## AIM
Each line below must be set down exactly; omit any image you find.

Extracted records
** start **

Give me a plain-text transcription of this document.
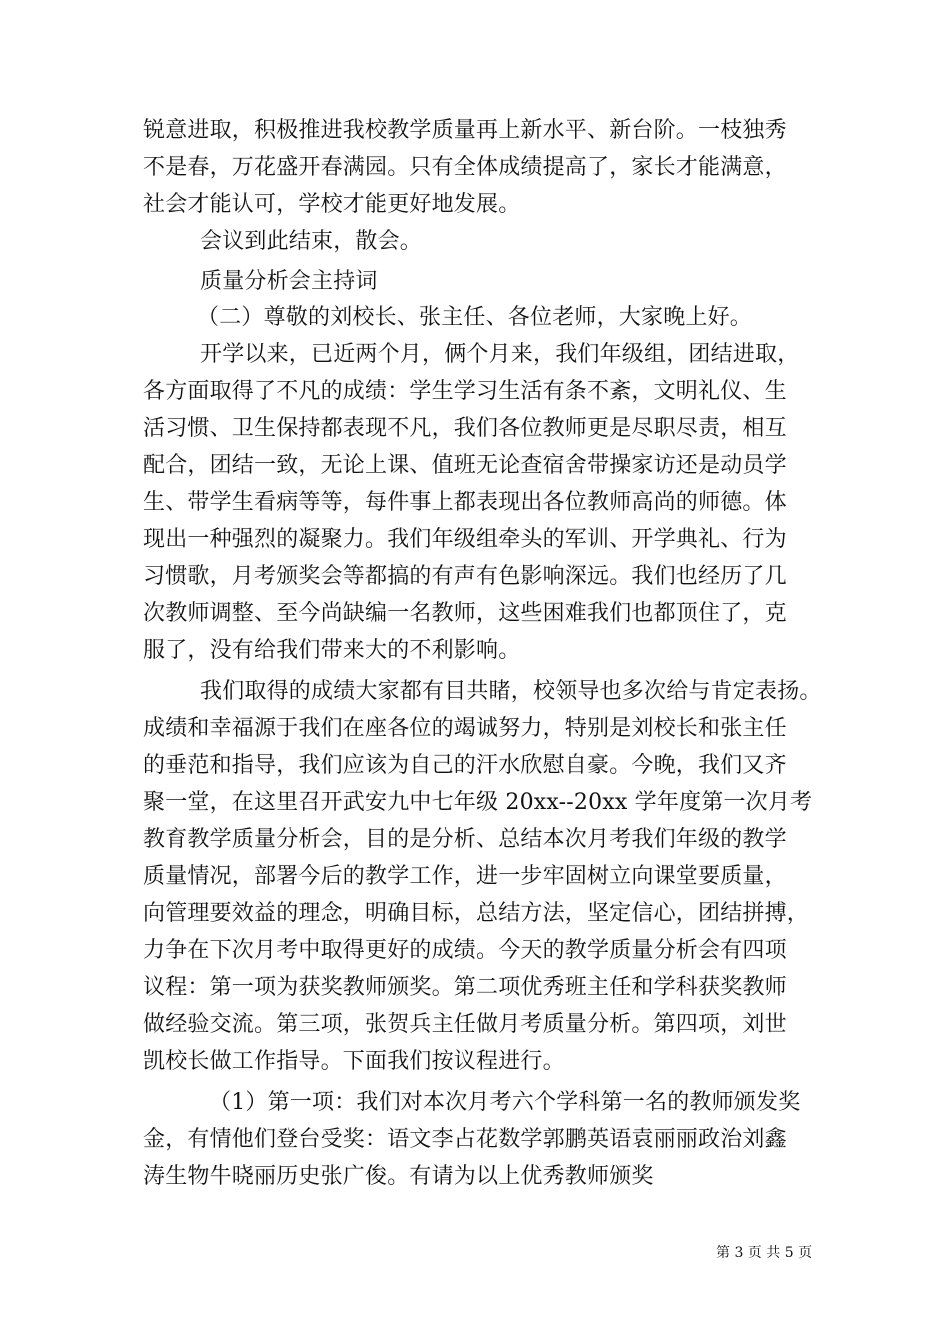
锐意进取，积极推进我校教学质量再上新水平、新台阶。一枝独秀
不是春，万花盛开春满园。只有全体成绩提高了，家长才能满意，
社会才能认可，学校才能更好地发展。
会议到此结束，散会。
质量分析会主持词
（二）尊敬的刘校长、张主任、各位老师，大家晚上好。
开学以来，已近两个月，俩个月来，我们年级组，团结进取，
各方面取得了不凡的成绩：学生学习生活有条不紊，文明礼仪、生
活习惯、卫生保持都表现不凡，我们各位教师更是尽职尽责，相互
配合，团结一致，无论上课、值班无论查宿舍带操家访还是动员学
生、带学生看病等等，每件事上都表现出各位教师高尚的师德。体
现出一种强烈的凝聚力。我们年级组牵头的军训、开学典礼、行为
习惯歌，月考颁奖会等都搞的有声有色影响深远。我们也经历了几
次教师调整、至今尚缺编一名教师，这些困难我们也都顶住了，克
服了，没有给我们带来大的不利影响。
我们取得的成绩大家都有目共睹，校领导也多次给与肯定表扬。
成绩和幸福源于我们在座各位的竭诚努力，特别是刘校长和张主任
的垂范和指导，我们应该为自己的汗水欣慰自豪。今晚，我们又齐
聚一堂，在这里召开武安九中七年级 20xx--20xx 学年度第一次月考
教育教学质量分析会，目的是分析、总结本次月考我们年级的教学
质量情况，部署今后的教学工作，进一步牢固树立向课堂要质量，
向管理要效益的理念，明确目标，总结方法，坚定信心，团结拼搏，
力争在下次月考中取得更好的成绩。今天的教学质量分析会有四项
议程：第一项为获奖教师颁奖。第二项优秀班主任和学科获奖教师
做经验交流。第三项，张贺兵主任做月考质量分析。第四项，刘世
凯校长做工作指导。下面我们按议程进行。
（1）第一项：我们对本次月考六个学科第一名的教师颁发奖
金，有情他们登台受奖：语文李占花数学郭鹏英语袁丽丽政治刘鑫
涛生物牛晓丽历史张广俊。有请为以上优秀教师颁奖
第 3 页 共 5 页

** end **

## EXERCISE ANSWER
Give me a plain-text transcription of this document.
锐意进取，积极推进我校教学质量再上新水平、新台阶。一枝独秀
不是春，万花盛开春满园。只有全体成绩提高了，家长才能满意，
社会才能认可，学校才能更好地发展。
会议到此结束，散会。
质量分析会主持词
（二）尊敬的刘校长、张主任、各位老师，大家晚上好。
开学以来，已近两个月，俩个月来，我们年级组，团结进取，
各方面取得了不凡的成绩：学生学习生活有条不紊，文明礼仪、生
活习惯、卫生保持都表现不凡，我们各位教师更是尽职尽责，相互
配合，团结一致，无论上课、值班无论查宿舍带操家访还是动员学
生、带学生看病等等，每件事上都表现出各位教师高尚的师德。体
现出一种强烈的凝聚力。我们年级组牵头的军训、开学典礼、行为
习惯歌，月考颁奖会等都搞的有声有色影响深远。我们也经历了几
次教师调整、至今尚缺编一名教师，这些困难我们也都顶住了，克
服了，没有给我们带来大的不利影响。
我们取得的成绩大家都有目共睹，校领导也多次给与肯定表扬。
成绩和幸福源于我们在座各位的竭诚努力，特别是刘校长和张主任
的垂范和指导，我们应该为自己的汗水欣慰自豪。今晚，我们又齐
聚一堂，在这里召开武安九中七年级 20xx--20xx 学年度第一次月考
教育教学质量分析会，目的是分析、总结本次月考我们年级的教学
质量情况，部署今后的教学工作，进一步牢固树立向课堂要质量，
向管理要效益的理念，明确目标，总结方法，坚定信心，团结拼搏，
力争在下次月考中取得更好的成绩。今天的教学质量分析会有四项
议程：第一项为获奖教师颁奖。第二项优秀班主任和学科获奖教师
做经验交流。第三项，张贺兵主任做月考质量分析。第四项，刘世
凯校长做工作指导。下面我们按议程进行。
（1）第一项：我们对本次月考六个学科第一名的教师颁发奖
金，有情他们登台受奖：语文李占花数学郭鹏英语袁丽丽政治刘鑫
涛生物牛晓丽历史张广俊。有请为以上优秀教师颁奖
第 3 页 共 5 页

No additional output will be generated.